** start Records **

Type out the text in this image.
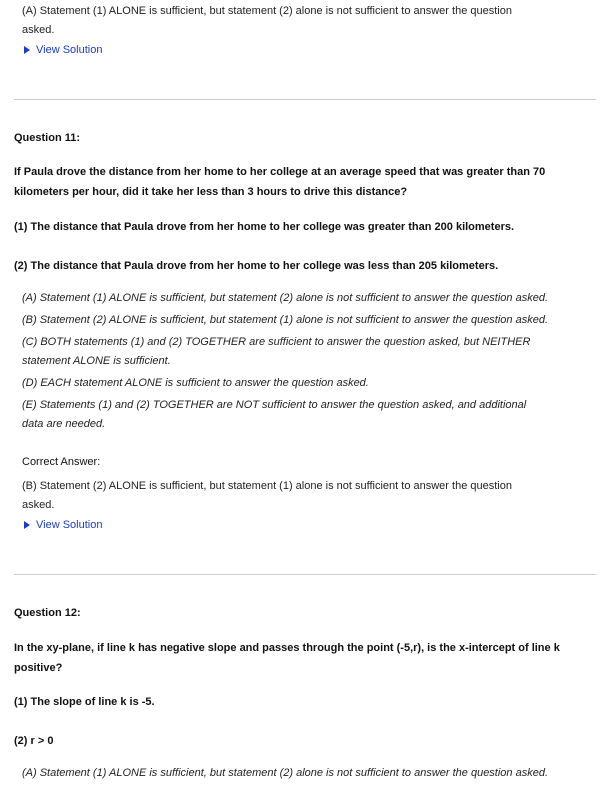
(A) Statement (1) ALONE is sufficient, but statement (2) alone is not sufficient to answer the question
asked.
View Solution
Question 11:
If Paula drove the distance from her home to her college at an average speed that was greater than 70
kilometers per hour, did it take her less than 3 hours to drive this distance?
(1) The distance that Paula drove from her home to her college was greater than 200 kilometers.
(2) The distance that Paula drove from her home to her college was less than 205 kilometers.
(A) Statement (1) ALONE is sufficient, but statement (2) alone is not sufficient to answer the question asked.
(B) Statement (2) ALONE is sufficient, but statement (1) alone is not sufficient to answer the question asked.
(C) BOTH statements (1) and (2) TOGETHER are sufficient to answer the question asked, but NEITHER
statement ALONE is sufficient.
(D) EACH statement ALONE is sufficient to answer the question asked.
(E) Statements (1) and (2) TOGETHER are NOT sufficient to answer the question asked, and additional
data are needed.
Correct Answer:
(B) Statement (2) ALONE is sufficient, but statement (1) alone is not sufficient to answer the question
asked.
View Solution
Question 12:
In the xy-plane, if line k has negative slope and passes through the point (-5,r), is the x-intercept of line k
positive?
(1) The slope of line k is -5.
(2) r > 0
(A) Statement (1) ALONE is sufficient, but statement (2) alone is not sufficient to answer the question asked.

** end Records **

# [Exercise requirements]
Count the lines in the records above that hold the word "than", and give only that number.

# [Written reply]
4